(Items from a data source)
* * *

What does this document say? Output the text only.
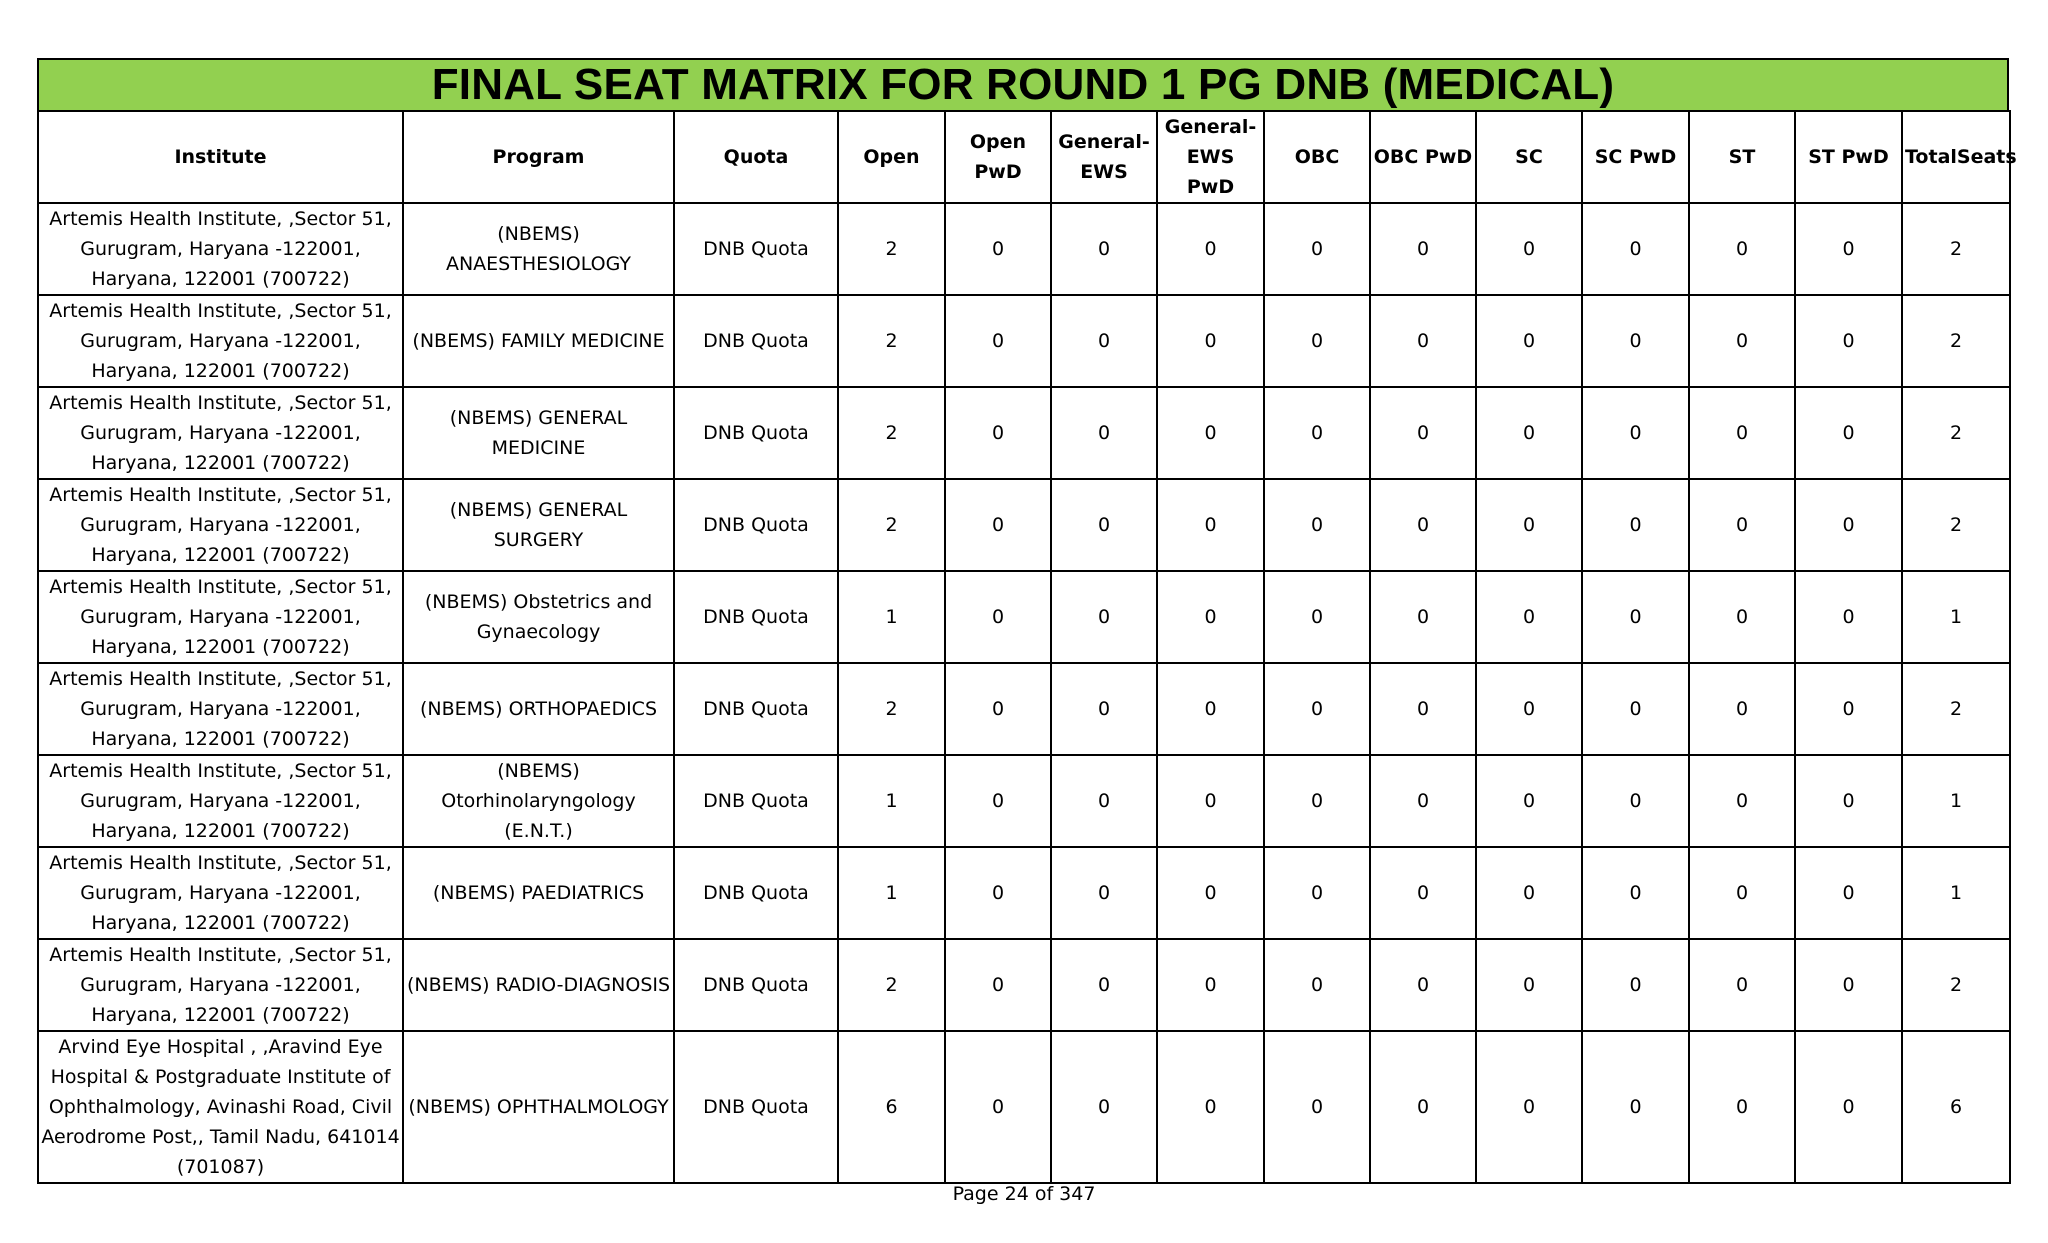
FINAL SEAT MATRIX FOR ROUND 1 PG DNB (MEDICAL)
Institute	Program	Quota	Open	Open PwD	General-EWS	General-EWS PwD	OBC	OBC PwD	SC	SC PwD	ST	ST PwD	TotalSeats
Artemis Health Institute, ,Sector 51, Gurugram, Haryana -122001, Haryana, 122001 (700722)	(NBEMS) ANAESTHESIOLOGY	DNB Quota	2	0	0	0	0	0	0	0	0	0	2
Artemis Health Institute, ,Sector 51, Gurugram, Haryana -122001, Haryana, 122001 (700722)	(NBEMS) FAMILY MEDICINE	DNB Quota	2	0	0	0	0	0	0	0	0	0	2
Artemis Health Institute, ,Sector 51, Gurugram, Haryana -122001, Haryana, 122001 (700722)	(NBEMS) GENERAL MEDICINE	DNB Quota	2	0	0	0	0	0	0	0	0	0	2
Artemis Health Institute, ,Sector 51, Gurugram, Haryana -122001, Haryana, 122001 (700722)	(NBEMS) GENERAL SURGERY	DNB Quota	2	0	0	0	0	0	0	0	0	0	2
Artemis Health Institute, ,Sector 51, Gurugram, Haryana -122001, Haryana, 122001 (700722)	(NBEMS) Obstetrics and Gynaecology	DNB Quota	1	0	0	0	0	0	0	0	0	0	1
Artemis Health Institute, ,Sector 51, Gurugram, Haryana -122001, Haryana, 122001 (700722)	(NBEMS) ORTHOPAEDICS	DNB Quota	2	0	0	0	0	0	0	0	0	0	2
Artemis Health Institute, ,Sector 51, Gurugram, Haryana -122001, Haryana, 122001 (700722)	(NBEMS) Otorhinolaryngology (E.N.T.)	DNB Quota	1	0	0	0	0	0	0	0	0	0	1
Artemis Health Institute, ,Sector 51, Gurugram, Haryana -122001, Haryana, 122001 (700722)	(NBEMS) PAEDIATRICS	DNB Quota	1	0	0	0	0	0	0	0	0	0	1
Artemis Health Institute, ,Sector 51, Gurugram, Haryana -122001, Haryana, 122001 (700722)	(NBEMS) RADIO-DIAGNOSIS	DNB Quota	2	0	0	0	0	0	0	0	0	0	2
Arvind Eye Hospital , ,Aravind Eye Hospital & Postgraduate Institute of Ophthalmology, Avinashi Road, Civil Aerodrome Post,, Tamil Nadu, 641014 (701087)	(NBEMS) OPHTHALMOLOGY	DNB Quota	6	0	0	0	0	0	0	0	0	0	6
Page 24 of 347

* * *

Quote every line of the records above exactly; no picture is to be copied.

What does this document say? Output the text only.
FINAL SEAT MATRIX FOR ROUND 1 PG DNB (MEDICAL)
Institute	Program	Quota	Open	Open PwD	General-EWS	General-EWS PwD	OBC	OBC PwD	SC	SC PwD	ST	ST PwD	TotalSeats
Artemis Health Institute, ,Sector 51, Gurugram, Haryana -122001, Haryana, 122001 (700722)	(NBEMS) ANAESTHESIOLOGY	DNB Quota	2	0	0	0	0	0	0	0	0	0	2
Artemis Health Institute, ,Sector 51, Gurugram, Haryana -122001, Haryana, 122001 (700722)	(NBEMS) FAMILY MEDICINE	DNB Quota	2	0	0	0	0	0	0	0	0	0	2
Artemis Health Institute, ,Sector 51, Gurugram, Haryana -122001, Haryana, 122001 (700722)	(NBEMS) GENERAL MEDICINE	DNB Quota	2	0	0	0	0	0	0	0	0	0	2
Artemis Health Institute, ,Sector 51, Gurugram, Haryana -122001, Haryana, 122001 (700722)	(NBEMS) GENERAL SURGERY	DNB Quota	2	0	0	0	0	0	0	0	0	0	2
Artemis Health Institute, ,Sector 51, Gurugram, Haryana -122001, Haryana, 122001 (700722)	(NBEMS) Obstetrics and Gynaecology	DNB Quota	1	0	0	0	0	0	0	0	0	0	1
Artemis Health Institute, ,Sector 51, Gurugram, Haryana -122001, Haryana, 122001 (700722)	(NBEMS) ORTHOPAEDICS	DNB Quota	2	0	0	0	0	0	0	0	0	0	2
Artemis Health Institute, ,Sector 51, Gurugram, Haryana -122001, Haryana, 122001 (700722)	(NBEMS) Otorhinolaryngology (E.N.T.)	DNB Quota	1	0	0	0	0	0	0	0	0	0	1
Artemis Health Institute, ,Sector 51, Gurugram, Haryana -122001, Haryana, 122001 (700722)	(NBEMS) PAEDIATRICS	DNB Quota	1	0	0	0	0	0	0	0	0	0	1
Artemis Health Institute, ,Sector 51, Gurugram, Haryana -122001, Haryana, 122001 (700722)	(NBEMS) RADIO-DIAGNOSIS	DNB Quota	2	0	0	0	0	0	0	0	0	0	2
Arvind Eye Hospital , ,Aravind Eye Hospital & Postgraduate Institute of Ophthalmology, Avinashi Road, Civil Aerodrome Post,, Tamil Nadu, 641014 (701087)	(NBEMS) OPHTHALMOLOGY	DNB Quota	6	0	0	0	0	0	0	0	0	0	6
Page 24 of 347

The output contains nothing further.